━━━━━ ENTRIES SHOWN

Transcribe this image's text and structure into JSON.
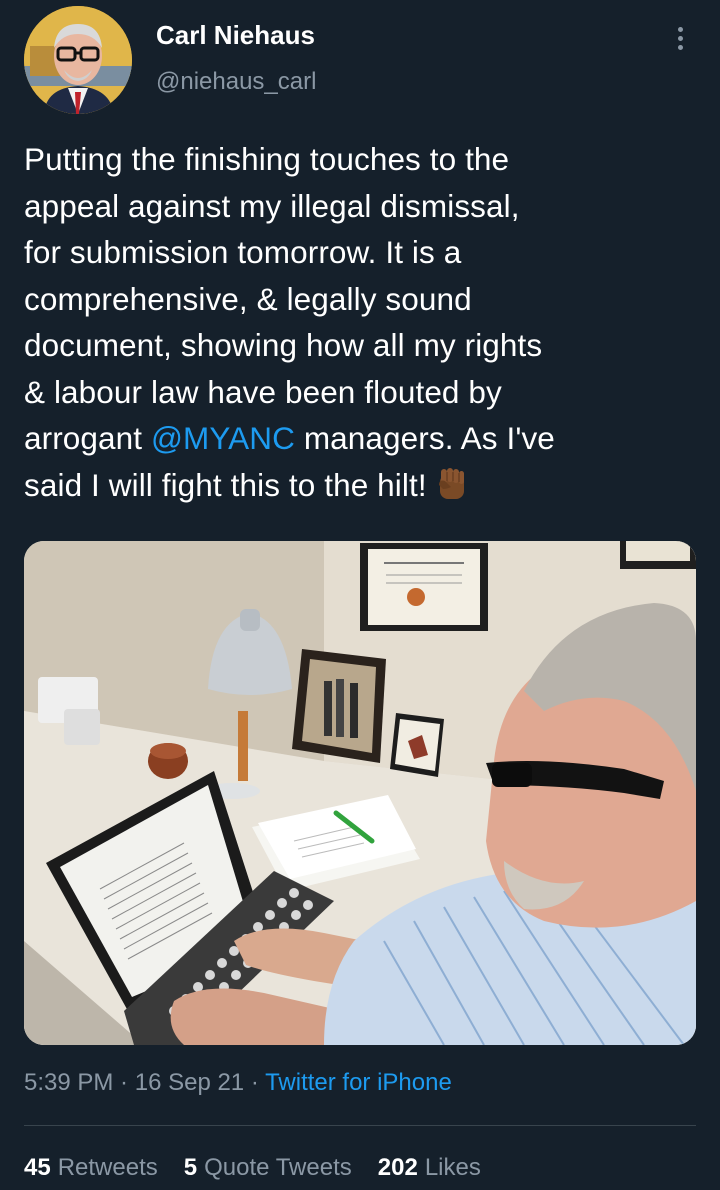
{
  "author": {
    "name": "Carl Niehaus",
    "handle": "@niehaus_carl"
  },
  "tweet": {
    "text_before_mention": "Putting the finishing touches to the\nappeal against my illegal dismissal,\nfor submission tomorrow. It is a\ncomprehensive, & legally sound\ndocument, showing how all my rights\n& labour law have been flouted by\narrogant ",
    "mention": "@MYANC",
    "text_after_mention": " managers. As I've\nsaid I will fight this to the hilt!",
    "emoji": "raised-fist-medium-dark-skin"
  },
  "media": {
    "description_icon": "photo"
  },
  "meta": {
    "time": "5:39 PM",
    "separator": " · ",
    "date": "16 Sep 21",
    "source": "Twitter for iPhone"
  },
  "stats": {
    "retweets_count": "45",
    "retweets_label": "Retweets",
    "quotes_count": "5",
    "quotes_label": "Quote Tweets",
    "likes_count": "202",
    "likes_label": "Likes"
  },
  "colors": {
    "background": "#15202b",
    "primary_text": "#ffffff",
    "secondary_text": "#8b98a5",
    "link": "#1d9bf0",
    "divider": "#38444d"
  }
}
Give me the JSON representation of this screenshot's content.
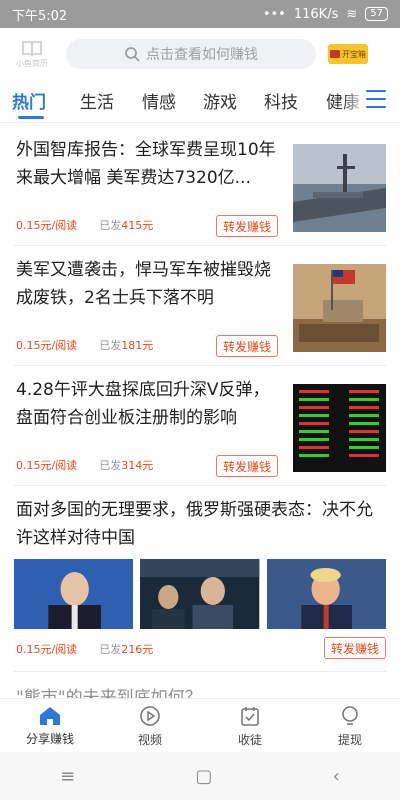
{
  "status_bar": {
    "time": "下午5:02",
    "network": "116K/s",
    "battery": "57"
  },
  "header": {
    "logo_text": "小鱼简历",
    "search_placeholder": "点击查看如何赚钱",
    "promo_label": "开宝箱"
  },
  "tabs": [
    {
      "label": "热门",
      "active": true
    },
    {
      "label": "生活"
    },
    {
      "label": "情感"
    },
    {
      "label": "游戏"
    },
    {
      "label": "科技"
    },
    {
      "label": "健康"
    }
  ],
  "articles": [
    {
      "title": "外国智库报告：全球军费呈现10年来最大增幅 美军费达7320亿...",
      "price": "0.15元/阅读",
      "sent_label": "已发",
      "sent_count": "415元",
      "share_label": "转发赚钱"
    },
    {
      "title": "美军又遭袭击，悍马军车被摧毁烧成废铁，2名士兵下落不明",
      "price": "0.15元/阅读",
      "sent_label": "已发",
      "sent_count": "181元",
      "share_label": "转发赚钱"
    },
    {
      "title": "4.28午评大盘探底回升深V反弹，盘面符合创业板注册制的影响",
      "price": "0.15元/阅读",
      "sent_label": "已发",
      "sent_count": "314元",
      "share_label": "转发赚钱"
    },
    {
      "title": "面对多国的无理要求，俄罗斯强硬表态：决不允许这样对待中国",
      "price": "0.15元/阅读",
      "sent_label": "已发",
      "sent_count": "216元",
      "share_label": "转发赚钱"
    }
  ],
  "partial_article_title": "\"熊市\"的未来到底如何？",
  "bottom_nav": [
    {
      "label": "分享赚钱",
      "icon": "home-icon",
      "active": true
    },
    {
      "label": "视频",
      "icon": "play-icon"
    },
    {
      "label": "收徒",
      "icon": "checklist-icon"
    },
    {
      "label": "提现",
      "icon": "bulb-icon"
    }
  ],
  "colors": {
    "accent_blue": "#2d79d8",
    "price_red": "#e64a19",
    "promo_yellow": "#f7c22c"
  }
}
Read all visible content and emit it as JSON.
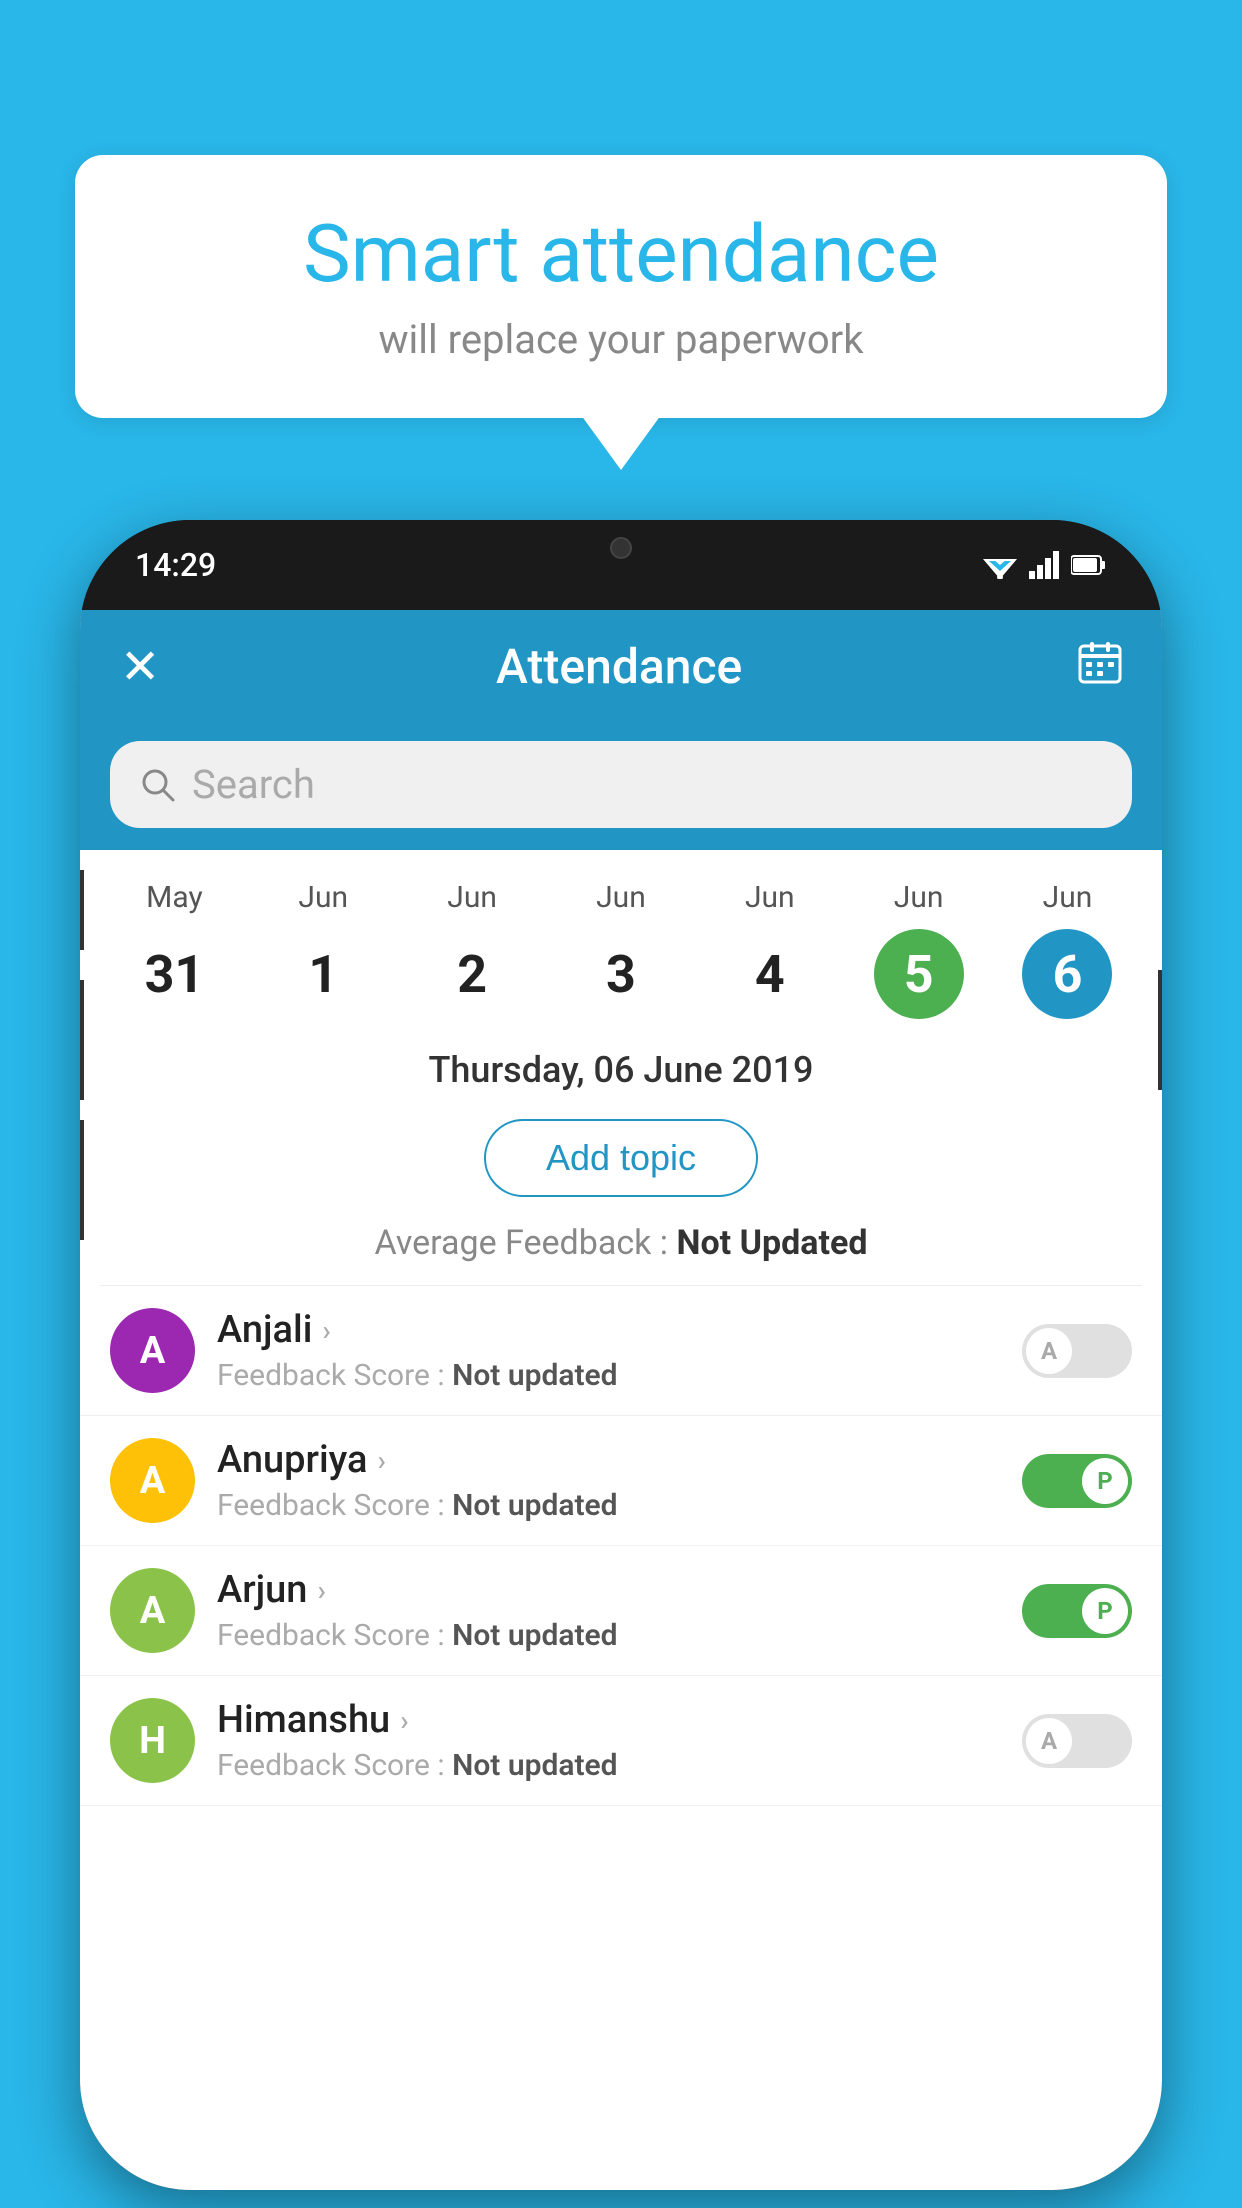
{
  "background_color": "#29b6e8",
  "speech_bubble": {
    "title": "Smart attendance",
    "subtitle": "will replace your paperwork"
  },
  "status_bar": {
    "time": "14:29",
    "wifi": "▼",
    "signal": "▲",
    "battery": "▮"
  },
  "header": {
    "title": "Attendance",
    "close_icon": "✕",
    "calendar_icon": "📅"
  },
  "search": {
    "placeholder": "Search"
  },
  "calendar": {
    "days": [
      {
        "month": "May",
        "date": "31",
        "style": "normal"
      },
      {
        "month": "Jun",
        "date": "1",
        "style": "normal"
      },
      {
        "month": "Jun",
        "date": "2",
        "style": "normal"
      },
      {
        "month": "Jun",
        "date": "3",
        "style": "normal"
      },
      {
        "month": "Jun",
        "date": "4",
        "style": "normal"
      },
      {
        "month": "Jun",
        "date": "5",
        "style": "today"
      },
      {
        "month": "Jun",
        "date": "6",
        "style": "selected"
      }
    ]
  },
  "selected_date": {
    "display": "Thursday, 06 June 2019"
  },
  "add_topic_label": "Add topic",
  "average_feedback": {
    "label": "Average Feedback :",
    "value": "Not Updated"
  },
  "students": [
    {
      "name": "Anjali",
      "avatar_letter": "A",
      "avatar_color": "#9c27b0",
      "feedback_label": "Feedback Score :",
      "feedback_value": "Not updated",
      "toggle": "off",
      "toggle_letter": "A"
    },
    {
      "name": "Anupriya",
      "avatar_letter": "A",
      "avatar_color": "#ffc107",
      "feedback_label": "Feedback Score :",
      "feedback_value": "Not updated",
      "toggle": "on",
      "toggle_letter": "P"
    },
    {
      "name": "Arjun",
      "avatar_letter": "A",
      "avatar_color": "#8bc34a",
      "feedback_label": "Feedback Score :",
      "feedback_value": "Not updated",
      "toggle": "on",
      "toggle_letter": "P"
    },
    {
      "name": "Himanshu",
      "avatar_letter": "H",
      "avatar_color": "#8bc34a",
      "feedback_label": "Feedback Score :",
      "feedback_value": "Not updated",
      "toggle": "off",
      "toggle_letter": "A"
    }
  ]
}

━━━━━━━━━━

Write every entry out again exactly, dropping the pictures.

Transcribe this image's text and structure into JSON.
{
  "author": {
    "name": "Carl Niehaus",
    "handle": "@niehaus_carl"
  },
  "tweet": {
    "text_before_mention": "Putting the finishing touches to the\nappeal against my illegal dismissal,\nfor submission tomorrow. It is a\ncomprehensive, & legally sound\ndocument, showing how all my rights\n& labour law have been flouted by\narrogant ",
    "mention": "@MYANC",
    "text_after_mention": " managers. As I've\nsaid I will fight this to the hilt!",
    "emoji": "raised-fist-medium-dark-skin"
  },
  "media": {
    "description_icon": "photo"
  },
  "meta": {
    "time": "5:39 PM",
    "separator": " · ",
    "date": "16 Sep 21",
    "source": "Twitter for iPhone"
  },
  "stats": {
    "retweets_count": "45",
    "retweets_label": "Retweets",
    "quotes_count": "5",
    "quotes_label": "Quote Tweets",
    "likes_count": "202",
    "likes_label": "Likes"
  },
  "colors": {
    "background": "#15202b",
    "primary_text": "#ffffff",
    "secondary_text": "#8b98a5",
    "link": "#1d9bf0",
    "divider": "#38444d"
  }
}
Give me the JSON representation of this screenshot's content.
{
  "status_bar": {
    "time": "下午5:02",
    "network": "116K/s",
    "battery": "57"
  },
  "header": {
    "logo_text": "小鱼简历",
    "search_placeholder": "点击查看如何赚钱",
    "promo_label": "开宝箱"
  },
  "tabs": [
    {
      "label": "热门",
      "active": true
    },
    {
      "label": "生活"
    },
    {
      "label": "情感"
    },
    {
      "label": "游戏"
    },
    {
      "label": "科技"
    },
    {
      "label": "健康"
    }
  ],
  "articles": [
    {
      "title": "外国智库报告：全球军费呈现10年来最大增幅 美军费达7320亿...",
      "price": "0.15元/阅读",
      "sent_label": "已发",
      "sent_count": "415元",
      "share_label": "转发赚钱"
    },
    {
      "title": "美军又遭袭击，悍马军车被摧毁烧成废铁，2名士兵下落不明",
      "price": "0.15元/阅读",
      "sent_label": "已发",
      "sent_count": "181元",
      "share_label": "转发赚钱"
    },
    {
      "title": "4.28午评大盘探底回升深V反弹，盘面符合创业板注册制的影响",
      "price": "0.15元/阅读",
      "sent_label": "已发",
      "sent_count": "314元",
      "share_label": "转发赚钱"
    },
    {
      "title": "面对多国的无理要求，俄罗斯强硬表态：决不允许这样对待中国",
      "price": "0.15元/阅读",
      "sent_label": "已发",
      "sent_count": "216元",
      "share_label": "转发赚钱"
    }
  ],
  "partial_article_title": "\"熊市\"的未来到底如何？",
  "bottom_nav": [
    {
      "label": "分享赚钱",
      "icon": "home-icon",
      "active": true
    },
    {
      "label": "视频",
      "icon": "play-icon"
    },
    {
      "label": "收徒",
      "icon": "checklist-icon"
    },
    {
      "label": "提现",
      "icon": "bulb-icon"
    }
  ],
  "colors": {
    "accent_blue": "#2d79d8",
    "price_red": "#e64a19",
    "promo_yellow": "#f7c22c"
  }
}
Read all visible content and emit it as JSON.
{
  "background_color": "#29b6e8",
  "speech_bubble": {
    "title": "Smart attendance",
    "subtitle": "will replace your paperwork"
  },
  "status_bar": {
    "time": "14:29",
    "wifi": "▼",
    "signal": "▲",
    "battery": "▮"
  },
  "header": {
    "title": "Attendance",
    "close_icon": "✕",
    "calendar_icon": "📅"
  },
  "search": {
    "placeholder": "Search"
  },
  "calendar": {
    "days": [
      {
        "month": "May",
        "date": "31",
        "style": "normal"
      },
      {
        "month": "Jun",
        "date": "1",
        "style": "normal"
      },
      {
        "month": "Jun",
        "date": "2",
        "style": "normal"
      },
      {
        "month": "Jun",
        "date": "3",
        "style": "normal"
      },
      {
        "month": "Jun",
        "date": "4",
        "style": "normal"
      },
      {
        "month": "Jun",
        "date": "5",
        "style": "today"
      },
      {
        "month": "Jun",
        "date": "6",
        "style": "selected"
      }
    ]
  },
  "selected_date": {
    "display": "Thursday, 06 June 2019"
  },
  "add_topic_label": "Add topic",
  "average_feedback": {
    "label": "Average Feedback :",
    "value": "Not Updated"
  },
  "students": [
    {
      "name": "Anjali",
      "avatar_letter": "A",
      "avatar_color": "#9c27b0",
      "feedback_label": "Feedback Score :",
      "feedback_value": "Not updated",
      "toggle": "off",
      "toggle_letter": "A"
    },
    {
      "name": "Anupriya",
      "avatar_letter": "A",
      "avatar_color": "#ffc107",
      "feedback_label": "Feedback Score :",
      "feedback_value": "Not updated",
      "toggle": "on",
      "toggle_letter": "P"
    },
    {
      "name": "Arjun",
      "avatar_letter": "A",
      "avatar_color": "#8bc34a",
      "feedback_label": "Feedback Score :",
      "feedback_value": "Not updated",
      "toggle": "on",
      "toggle_letter": "P"
    },
    {
      "name": "Himanshu",
      "avatar_letter": "H",
      "avatar_color": "#8bc34a",
      "feedback_label": "Feedback Score :",
      "feedback_value": "Not updated",
      "toggle": "off",
      "toggle_letter": "A"
    }
  ]
}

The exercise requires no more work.